-- Records supplied --
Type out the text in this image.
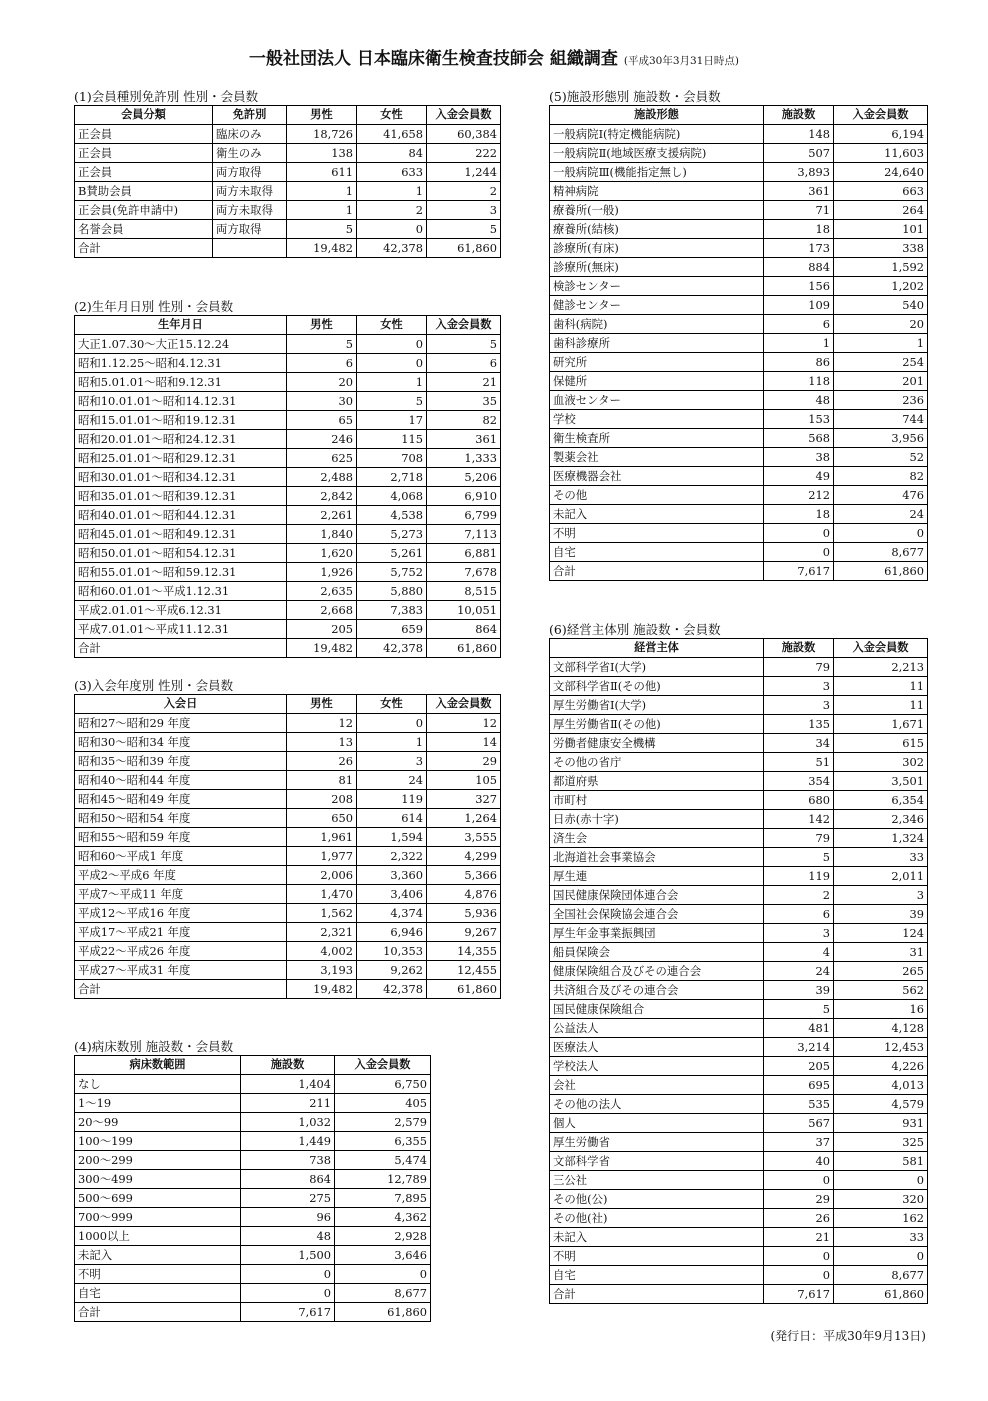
一般社団法人 日本臨床衛生検査技師会 組織調査 (平成30年3月31日時点)
(1)会員種別免許別 性別・会員数
会員分類	免許別	男性	女性	入金会員数
正会員	臨床のみ	18,726	41,658	60,384
正会員	衛生のみ	138	84	222
正会員	両方取得	611	633	1,244
B賛助会員	両方未取得	1	1	2
正会員(免許申請中)	両方未取得	1	2	3
名誉会員	両方取得	5	0	5
合計		19,482	42,378	61,860
(2)生年月日別 性別・会員数
生年月日	男性	女性	入金会員数
大正1.07.30～大正15.12.24	5	0	5
昭和1.12.25～昭和4.12.31	6	0	6
昭和5.01.01～昭和9.12.31	20	1	21
昭和10.01.01～昭和14.12.31	30	5	35
昭和15.01.01～昭和19.12.31	65	17	82
昭和20.01.01～昭和24.12.31	246	115	361
昭和25.01.01～昭和29.12.31	625	708	1,333
昭和30.01.01～昭和34.12.31	2,488	2,718	5,206
昭和35.01.01～昭和39.12.31	2,842	4,068	6,910
昭和40.01.01～昭和44.12.31	2,261	4,538	6,799
昭和45.01.01～昭和49.12.31	1,840	5,273	7,113
昭和50.01.01～昭和54.12.31	1,620	5,261	6,881
昭和55.01.01～昭和59.12.31	1,926	5,752	7,678
昭和60.01.01～平成1.12.31	2,635	5,880	8,515
平成2.01.01～平成6.12.31	2,668	7,383	10,051
平成7.01.01～平成11.12.31	205	659	864
合計	19,482	42,378	61,860
(3)入会年度別 性別・会員数
入会日	男性	女性	入金会員数
昭和27～昭和29 年度	12	0	12
昭和30～昭和34 年度	13	1	14
昭和35～昭和39 年度	26	3	29
昭和40～昭和44 年度	81	24	105
昭和45～昭和49 年度	208	119	327
昭和50～昭和54 年度	650	614	1,264
昭和55～昭和59 年度	1,961	1,594	3,555
昭和60～平成1 年度	1,977	2,322	4,299
平成2～平成6 年度	2,006	3,360	5,366
平成7～平成11 年度	1,470	3,406	4,876
平成12～平成16 年度	1,562	4,374	5,936
平成17～平成21 年度	2,321	6,946	9,267
平成22～平成26 年度	4,002	10,353	14,355
平成27～平成31 年度	3,193	9,262	12,455
合計	19,482	42,378	61,860
(4)病床数別 施設数・会員数
病床数範囲	施設数	入金会員数
なし	1,404	6,750
1～19	211	405
20～99	1,032	2,579
100～199	1,449	6,355
200～299	738	5,474
300～499	864	12,789
500～699	275	7,895
700～999	96	4,362
1000以上	48	2,928
未記入	1,500	3,646
不明	0	0
自宅	0	8,677
合計	7,617	61,860
(5)施設形態別 施設数・会員数
施設形態	施設数	入金会員数
一般病院Ⅰ(特定機能病院)	148	6,194
一般病院Ⅱ(地域医療支援病院)	507	11,603
一般病院Ⅲ(機能指定無し)	3,893	24,640
精神病院	361	663
療養所(一般)	71	264
療養所(結核)	18	101
診療所(有床)	173	338
診療所(無床)	884	1,592
検診センター	156	1,202
健診センター	109	540
歯科(病院)	6	20
歯科診療所	1	1
研究所	86	254
保健所	118	201
血液センター	48	236
学校	153	744
衛生検査所	568	3,956
製薬会社	38	52
医療機器会社	49	82
その他	212	476
未記入	18	24
不明	0	0
自宅	0	8,677
合計	7,617	61,860
(6)経営主体別 施設数・会員数
経営主体	施設数	入金会員数
文部科学省Ⅰ(大学)	79	2,213
文部科学省Ⅱ(その他)	3	11
厚生労働省Ⅰ(大学)	3	11
厚生労働省Ⅱ(その他)	135	1,671
労働者健康安全機構	34	615
その他の省庁	51	302
都道府県	354	3,501
市町村	680	6,354
日赤(赤十字)	142	2,346
済生会	79	1,324
北海道社会事業協会	5	33
厚生連	119	2,011
国民健康保険団体連合会	2	3
全国社会保険協会連合会	6	39
厚生年金事業振興団	3	124
船員保険会	4	31
健康保険組合及びその連合会	24	265
共済組合及びその連合会	39	562
国民健康保険組合	5	16
公益法人	481	4,128
医療法人	3,214	12,453
学校法人	205	4,226
会社	695	4,013
その他の法人	535	4,579
個人	567	931
厚生労働省	37	325
文部科学省	40	581
三公社	0	0
その他(公)	29	320
その他(社)	26	162
未記入	21	33
不明	0	0
自宅	0	8,677
合計	7,617	61,860
(発行日：平成30年9月13日)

-- Problem to solve --
Which lines contain "入金会員数"? Copy each of them.

-- Task solution --
会員分類	免許別	男性	女性	入金会員数
生年月日	男性	女性	入金会員数
入会日	男性	女性	入金会員数
病床数範囲	施設数	入金会員数
施設形態	施設数	入金会員数
経営主体	施設数	入金会員数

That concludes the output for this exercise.